Stated task: Rewrite the following items with every "direction-grid-dot" swapped for "sky-direction-dot" and nothing else changed. Leave the pictures out of your answer.

Task input:
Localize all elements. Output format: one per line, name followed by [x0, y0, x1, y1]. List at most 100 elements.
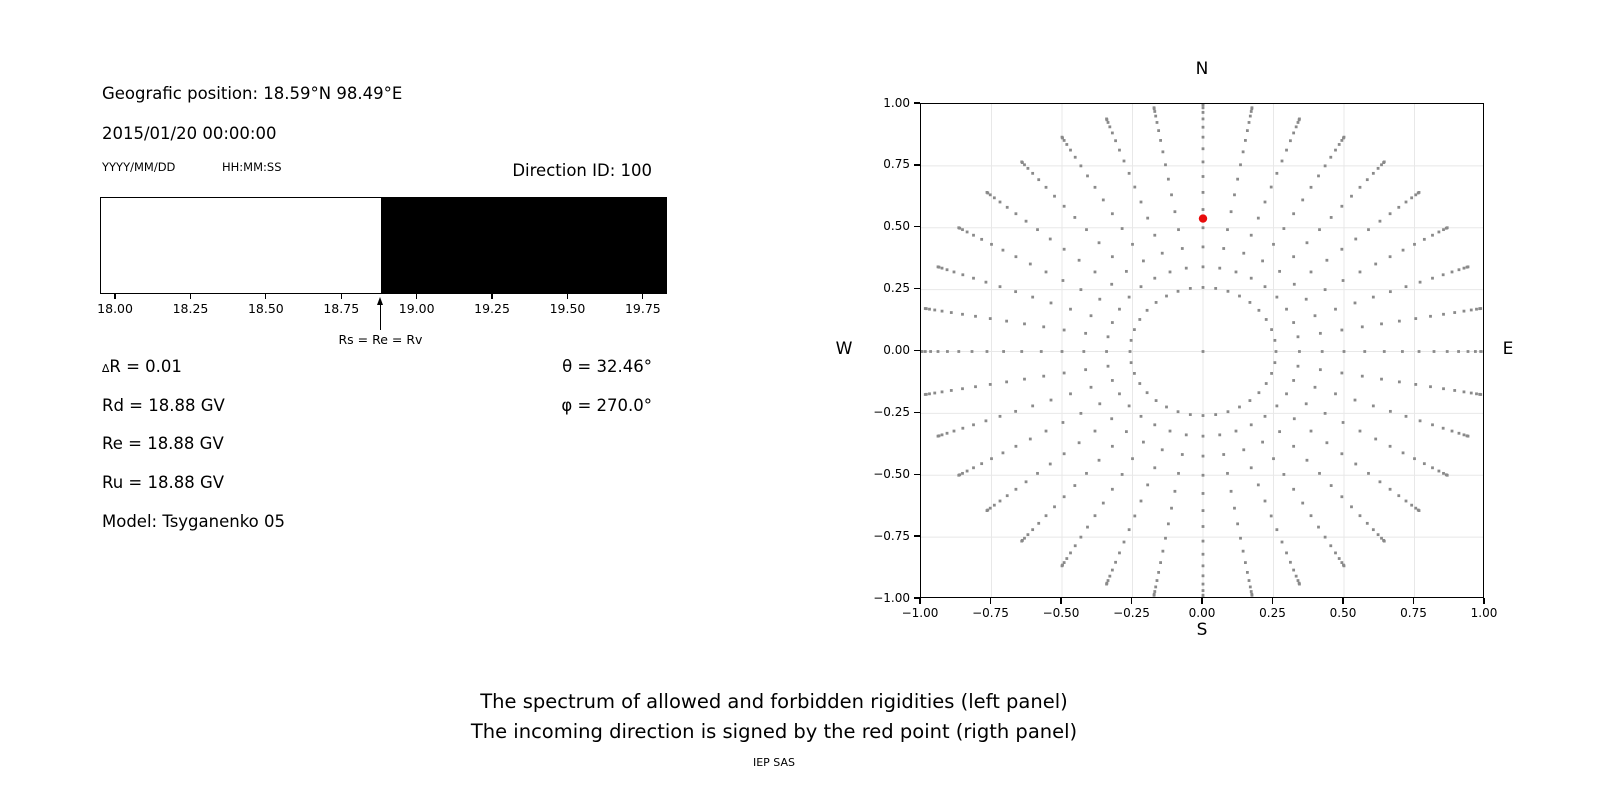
direction-grid-dot — [1431, 233, 1434, 237]
direction-grid-dot — [1160, 251, 1164, 255]
direction-grid-dot — [1122, 159, 1126, 163]
sky-y-tick-mark — [914, 597, 920, 599]
direction-grid-dot — [1323, 164, 1327, 168]
direction-grid-dot — [1028, 262, 1032, 266]
direction-grid-dot — [1110, 131, 1114, 135]
direction-grid-dot — [1155, 121, 1159, 124]
direction-grid-dot — [1292, 417, 1296, 421]
direction-grid-dot — [1257, 391, 1261, 395]
rigidity-spectrum-plot — [100, 197, 667, 294]
direction-grid-dot — [1365, 521, 1369, 525]
direction-grid-dot — [1272, 242, 1275, 246]
delta-r-value: R = 0.01 — [109, 357, 182, 376]
time-format-label: HH:MM:SS — [222, 160, 282, 174]
direction-grid-dot — [1397, 494, 1401, 498]
direction-grid-dot — [1159, 561, 1162, 564]
direction-grid-dot — [1170, 193, 1173, 197]
direction-grid-dot — [1122, 540, 1126, 544]
direction-grid-dot — [1127, 171, 1131, 175]
direction-grid-dot — [1110, 417, 1114, 421]
direction-grid-dot — [1329, 216, 1333, 219]
direction-grid-dot — [1201, 525, 1205, 528]
direction-grid-dot — [945, 268, 949, 272]
direction-grid-dot — [1120, 227, 1124, 230]
direction-grid-dot — [1397, 380, 1401, 384]
direction-grid-dot — [1285, 307, 1288, 311]
direction-grid-dot — [1222, 247, 1226, 250]
direction-grid-dot — [1201, 208, 1205, 211]
direction-grid-dot — [1249, 590, 1253, 593]
direction-grid-dot — [1388, 255, 1392, 259]
direction-grid-dot — [1118, 148, 1121, 152]
direction-grid-dot — [936, 350, 940, 353]
direction-grid-dot — [1133, 372, 1136, 375]
direction-grid-dot — [1153, 110, 1157, 113]
sky-y-tick-mark — [914, 411, 920, 414]
direction-grid-dot — [1296, 364, 1300, 368]
direction-grid-dot — [1248, 301, 1252, 304]
direction-grid-dot — [1296, 579, 1300, 582]
direction-grid-dot — [1244, 139, 1247, 142]
direction-grid-dot — [1168, 429, 1172, 433]
direction-grid-dot — [1201, 539, 1205, 543]
spectrum-tick-mark — [491, 294, 493, 299]
direction-grid-dot — [1270, 328, 1273, 331]
direction-grid-dot — [1153, 233, 1157, 237]
direction-grid-dot — [1168, 270, 1172, 274]
direction-grid-dot — [1275, 171, 1279, 175]
direction-grid-dot — [1229, 489, 1233, 493]
direction-grid-dot — [1093, 429, 1097, 433]
direction-grid-dot — [1469, 391, 1473, 395]
direction-grid-dot — [1350, 194, 1353, 198]
direction-grid-dot — [1388, 212, 1392, 216]
direction-grid-dot — [1161, 150, 1165, 154]
direction-grid-dot — [1363, 350, 1367, 353]
spectrum-tick-label: 18.25 — [172, 301, 209, 316]
direction-grid-dot — [1127, 528, 1131, 532]
direction-grid-dot — [1061, 421, 1065, 424]
direction-grid-dot — [1101, 198, 1105, 202]
direction-grid-dot — [1146, 216, 1150, 220]
direction-grid-dot — [1142, 259, 1145, 263]
direction-grid-dot — [1065, 557, 1069, 560]
direction-grid-dot — [1062, 204, 1066, 208]
cutoff-arrow-head — [376, 297, 383, 305]
forbidden-rigidity-region — [380, 198, 666, 293]
direction-grid-dot — [1442, 312, 1445, 316]
direction-grid-dot — [1340, 204, 1344, 208]
spectrum-tick-label: 19.75 — [624, 301, 661, 316]
direction-grid-dot — [1073, 544, 1077, 548]
sky-y-tick-label: 0.50 — [883, 219, 910, 234]
direction-grid-dot — [1263, 285, 1267, 289]
direction-grid-dot — [1292, 212, 1296, 216]
direction-grid-dot — [1249, 466, 1253, 470]
compass-west-label: W — [835, 339, 853, 359]
direction-grid-dot — [1241, 549, 1245, 553]
direction-grid-dot — [1457, 268, 1461, 272]
direction-grid-dot — [1133, 185, 1137, 189]
direction-grid-dot — [1269, 185, 1273, 189]
direction-grid-dot — [1044, 270, 1048, 274]
direction-grid-dot — [1418, 419, 1422, 423]
spectrum-tick-label: 19.25 — [474, 301, 510, 316]
direction-grid-dot — [1110, 212, 1114, 216]
sky-y-tick-label: 0.25 — [883, 281, 910, 296]
direction-grid-dot — [1131, 242, 1134, 246]
sky-y-tick-label: −0.25 — [873, 404, 910, 419]
direction-grid-dot — [1201, 104, 1205, 106]
direction-grid-dot — [1245, 571, 1249, 574]
direction-grid-dot — [1037, 178, 1041, 182]
direction-grid-dot — [1014, 212, 1018, 216]
direction-grid-dot — [1371, 295, 1375, 299]
direction-grid-dot — [1201, 454, 1205, 458]
spectrum-tick-label: 18.75 — [323, 301, 360, 316]
direction-grid-dot — [1437, 469, 1441, 473]
direction-grid-dot — [1309, 429, 1313, 433]
direction-grid-dot — [1298, 350, 1301, 353]
direction-grid-dot — [988, 193, 992, 197]
sky-y-tick-mark — [914, 473, 920, 475]
direction-grid-dot — [1445, 473, 1449, 477]
direction-grid-dot — [1313, 314, 1317, 318]
direction-grid-dot — [1301, 501, 1305, 505]
direction-grid-dot — [1256, 216, 1260, 220]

Result of this task:
Localize all elements. Output format: one per line, name followed by [x0, y0, x1, y1]. List at most 100 elements.
sky-direction-dot — [1431, 233, 1434, 237]
sky-direction-dot — [1160, 251, 1164, 255]
sky-direction-dot — [1122, 159, 1126, 163]
sky-y-tick-mark — [914, 597, 920, 599]
sky-direction-dot — [1323, 164, 1327, 168]
sky-direction-dot — [1028, 262, 1032, 266]
sky-direction-dot — [1110, 131, 1114, 135]
sky-direction-dot — [1155, 121, 1159, 124]
sky-direction-dot — [1292, 417, 1296, 421]
sky-direction-dot — [1257, 391, 1261, 395]
rigidity-spectrum-plot — [100, 197, 667, 294]
sky-direction-dot — [1365, 521, 1369, 525]
sky-direction-dot — [1272, 242, 1275, 246]
delta-r-value: R = 0.01 — [109, 357, 182, 376]
time-format-label: HH:MM:SS — [222, 160, 282, 174]
sky-direction-dot — [1397, 494, 1401, 498]
sky-direction-dot — [1159, 561, 1162, 564]
sky-direction-dot — [1170, 193, 1173, 197]
sky-direction-dot — [1122, 540, 1126, 544]
sky-direction-dot — [1127, 171, 1131, 175]
sky-direction-dot — [1110, 417, 1114, 421]
sky-direction-dot — [1329, 216, 1333, 219]
sky-direction-dot — [1201, 525, 1205, 528]
sky-direction-dot — [945, 268, 949, 272]
sky-direction-dot — [1120, 227, 1124, 230]
sky-direction-dot — [1397, 380, 1401, 384]
sky-direction-dot — [1285, 307, 1288, 311]
sky-direction-dot — [1222, 247, 1226, 250]
sky-direction-dot — [1201, 208, 1205, 211]
sky-direction-dot — [1249, 590, 1253, 593]
sky-direction-dot — [1388, 255, 1392, 259]
sky-direction-dot — [1118, 148, 1121, 152]
sky-direction-dot — [936, 350, 940, 353]
sky-direction-dot — [1133, 372, 1136, 375]
sky-direction-dot — [1153, 110, 1157, 113]
sky-y-tick-mark — [914, 411, 920, 414]
sky-direction-dot — [1296, 364, 1300, 368]
sky-direction-dot — [1248, 301, 1252, 304]
sky-direction-dot — [1296, 579, 1300, 582]
sky-direction-dot — [1244, 139, 1247, 142]
sky-direction-dot — [1168, 429, 1172, 433]
sky-direction-dot — [1201, 539, 1205, 543]
spectrum-tick-mark — [491, 294, 493, 299]
sky-direction-dot — [1270, 328, 1273, 331]
sky-direction-dot — [1153, 233, 1157, 237]
sky-direction-dot — [1168, 270, 1172, 274]
sky-direction-dot — [1275, 171, 1279, 175]
sky-direction-dot — [1229, 489, 1233, 493]
sky-direction-dot — [1093, 429, 1097, 433]
sky-direction-dot — [1469, 391, 1473, 395]
sky-direction-dot — [1350, 194, 1353, 198]
sky-direction-dot — [1388, 212, 1392, 216]
sky-direction-dot — [1161, 150, 1165, 154]
sky-direction-dot — [1363, 350, 1367, 353]
spectrum-tick-label: 18.25 — [172, 301, 209, 316]
sky-direction-dot — [1127, 528, 1131, 532]
sky-direction-dot — [1061, 421, 1065, 424]
sky-direction-dot — [1101, 198, 1105, 202]
sky-direction-dot — [1146, 216, 1150, 220]
sky-direction-dot — [1142, 259, 1145, 263]
sky-direction-dot — [1065, 557, 1069, 560]
sky-direction-dot — [1062, 204, 1066, 208]
cutoff-arrow-head — [376, 297, 383, 305]
forbidden-rigidity-region — [380, 198, 666, 293]
sky-direction-dot — [1442, 312, 1445, 316]
sky-direction-dot — [1340, 204, 1344, 208]
spectrum-tick-label: 19.75 — [624, 301, 661, 316]
sky-direction-dot — [1073, 544, 1077, 548]
sky-y-tick-label: 0.50 — [883, 219, 910, 234]
sky-direction-dot — [1263, 285, 1267, 289]
sky-direction-dot — [1292, 212, 1296, 216]
sky-direction-dot — [1249, 466, 1253, 470]
compass-west-label: W — [835, 339, 853, 359]
sky-direction-dot — [1241, 549, 1245, 553]
sky-direction-dot — [1457, 268, 1461, 272]
sky-direction-dot — [1133, 185, 1137, 189]
sky-direction-dot — [1269, 185, 1273, 189]
sky-direction-dot — [1044, 270, 1048, 274]
sky-direction-dot — [1418, 419, 1422, 423]
spectrum-tick-label: 19.25 — [474, 301, 510, 316]
sky-direction-dot — [1110, 212, 1114, 216]
sky-y-tick-label: 0.25 — [883, 281, 910, 296]
sky-direction-dot — [1131, 242, 1134, 246]
sky-y-tick-label: −0.25 — [873, 404, 910, 419]
sky-direction-dot — [1201, 104, 1205, 106]
sky-direction-dot — [1245, 571, 1249, 574]
sky-direction-dot — [1037, 178, 1041, 182]
sky-direction-dot — [1014, 212, 1018, 216]
sky-direction-dot — [1371, 295, 1375, 299]
sky-direction-dot — [1201, 454, 1205, 458]
spectrum-tick-label: 18.75 — [323, 301, 360, 316]
sky-direction-dot — [1437, 469, 1441, 473]
sky-direction-dot — [1309, 429, 1313, 433]
sky-direction-dot — [1298, 350, 1301, 353]
sky-direction-dot — [988, 193, 992, 197]
sky-y-tick-mark — [914, 473, 920, 475]
sky-direction-dot — [1445, 473, 1449, 477]
sky-direction-dot — [1313, 314, 1317, 318]
sky-direction-dot — [1301, 501, 1305, 505]
sky-direction-dot — [1256, 216, 1260, 220]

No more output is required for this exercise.